**STATED TASK:**
Write out each record again exactly as it stands.
'''
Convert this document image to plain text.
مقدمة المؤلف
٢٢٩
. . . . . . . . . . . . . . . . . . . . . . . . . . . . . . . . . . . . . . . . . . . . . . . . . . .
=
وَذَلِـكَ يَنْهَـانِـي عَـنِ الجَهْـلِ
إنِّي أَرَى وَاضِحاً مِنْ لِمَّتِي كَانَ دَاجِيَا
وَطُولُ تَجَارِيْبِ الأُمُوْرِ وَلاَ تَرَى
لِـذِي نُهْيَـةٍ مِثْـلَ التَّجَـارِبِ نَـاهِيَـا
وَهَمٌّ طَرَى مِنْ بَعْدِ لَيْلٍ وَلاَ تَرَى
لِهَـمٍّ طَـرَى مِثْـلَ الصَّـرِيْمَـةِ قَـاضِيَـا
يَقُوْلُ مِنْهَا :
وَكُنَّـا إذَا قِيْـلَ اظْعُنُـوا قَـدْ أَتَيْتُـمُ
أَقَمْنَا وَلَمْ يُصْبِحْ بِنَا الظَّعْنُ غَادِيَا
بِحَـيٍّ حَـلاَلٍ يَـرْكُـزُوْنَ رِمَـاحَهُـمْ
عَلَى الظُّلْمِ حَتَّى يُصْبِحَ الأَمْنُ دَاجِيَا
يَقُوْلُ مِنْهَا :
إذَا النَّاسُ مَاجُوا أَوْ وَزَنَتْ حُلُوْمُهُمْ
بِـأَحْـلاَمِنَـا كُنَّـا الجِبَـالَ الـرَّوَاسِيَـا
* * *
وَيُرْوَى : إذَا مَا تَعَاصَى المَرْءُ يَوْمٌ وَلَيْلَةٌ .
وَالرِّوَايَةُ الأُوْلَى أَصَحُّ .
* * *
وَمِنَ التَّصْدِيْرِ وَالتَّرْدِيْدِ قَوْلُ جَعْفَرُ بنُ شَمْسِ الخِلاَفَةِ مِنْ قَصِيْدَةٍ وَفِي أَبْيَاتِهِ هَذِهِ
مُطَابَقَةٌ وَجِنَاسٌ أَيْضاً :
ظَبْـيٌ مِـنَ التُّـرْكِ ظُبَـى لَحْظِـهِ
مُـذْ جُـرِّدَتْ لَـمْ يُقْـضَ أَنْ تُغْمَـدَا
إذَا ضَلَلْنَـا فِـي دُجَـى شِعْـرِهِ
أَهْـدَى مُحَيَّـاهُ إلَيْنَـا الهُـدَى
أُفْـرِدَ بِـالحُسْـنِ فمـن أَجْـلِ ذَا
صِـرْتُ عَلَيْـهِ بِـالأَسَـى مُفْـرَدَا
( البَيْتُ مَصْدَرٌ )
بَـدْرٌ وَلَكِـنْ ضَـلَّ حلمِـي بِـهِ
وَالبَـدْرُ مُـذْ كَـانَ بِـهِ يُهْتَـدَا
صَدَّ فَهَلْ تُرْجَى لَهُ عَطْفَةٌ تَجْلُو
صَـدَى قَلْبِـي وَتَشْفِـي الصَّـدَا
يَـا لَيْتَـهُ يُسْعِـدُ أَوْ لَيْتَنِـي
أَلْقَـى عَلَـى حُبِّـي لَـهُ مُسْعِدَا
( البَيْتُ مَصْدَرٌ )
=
'''
**EXERCISE OUTPUT:**
Convert this document image to plain text.
مقدمة المؤلف
٢٢٩
. . . . . . . . . . . . . . . . . . . . . . . . . . . . . . . . . . . . . . . . . . . . . . . . . . .
=
وَذَلِـكَ يَنْهَـانِـي عَـنِ الجَهْـلِ
إنِّي أَرَى وَاضِحاً مِنْ لِمَّتِي كَانَ دَاجِيَا
وَطُولُ تَجَارِيْبِ الأُمُوْرِ وَلاَ تَرَى
لِـذِي نُهْيَـةٍ مِثْـلَ التَّجَـارِبِ نَـاهِيَـا
وَهَمٌّ طَرَى مِنْ بَعْدِ لَيْلٍ وَلاَ تَرَى
لِهَـمٍّ طَـرَى مِثْـلَ الصَّـرِيْمَـةِ قَـاضِيَـا
يَقُوْلُ مِنْهَا :
وَكُنَّـا إذَا قِيْـلَ اظْعُنُـوا قَـدْ أَتَيْتُـمُ
أَقَمْنَا وَلَمْ يُصْبِحْ بِنَا الظَّعْنُ غَادِيَا
بِحَـيٍّ حَـلاَلٍ يَـرْكُـزُوْنَ رِمَـاحَهُـمْ
عَلَى الظُّلْمِ حَتَّى يُصْبِحَ الأَمْنُ دَاجِيَا
يَقُوْلُ مِنْهَا :
إذَا النَّاسُ مَاجُوا أَوْ وَزَنَتْ حُلُوْمُهُمْ
بِـأَحْـلاَمِنَـا كُنَّـا الجِبَـالَ الـرَّوَاسِيَـا
* * *
وَيُرْوَى : إذَا مَا تَعَاصَى المَرْءُ يَوْمٌ وَلَيْلَةٌ .
وَالرِّوَايَةُ الأُوْلَى أَصَحُّ .
* * *
وَمِنَ التَّصْدِيْرِ وَالتَّرْدِيْدِ قَوْلُ جَعْفَرُ بنُ شَمْسِ الخِلاَفَةِ مِنْ قَصِيْدَةٍ وَفِي أَبْيَاتِهِ هَذِهِ
مُطَابَقَةٌ وَجِنَاسٌ أَيْضاً :
ظَبْـيٌ مِـنَ التُّـرْكِ ظُبَـى لَحْظِـهِ
مُـذْ جُـرِّدَتْ لَـمْ يُقْـضَ أَنْ تُغْمَـدَا
إذَا ضَلَلْنَـا فِـي دُجَـى شِعْـرِهِ
أَهْـدَى مُحَيَّـاهُ إلَيْنَـا الهُـدَى
أُفْـرِدَ بِـالحُسْـنِ فمـن أَجْـلِ ذَا
صِـرْتُ عَلَيْـهِ بِـالأَسَـى مُفْـرَدَا
( البَيْتُ مَصْدَرٌ )
بَـدْرٌ وَلَكِـنْ ضَـلَّ حلمِـي بِـهِ
وَالبَـدْرُ مُـذْ كَـانَ بِـهِ يُهْتَـدَا
صَدَّ فَهَلْ تُرْجَى لَهُ عَطْفَةٌ تَجْلُو
صَـدَى قَلْبِـي وَتَشْفِـي الصَّـدَا
يَـا لَيْتَـهُ يُسْعِـدُ أَوْ لَيْتَنِـي
أَلْقَـى عَلَـى حُبِّـي لَـهُ مُسْعِدَا
( البَيْتُ مَصْدَرٌ )
=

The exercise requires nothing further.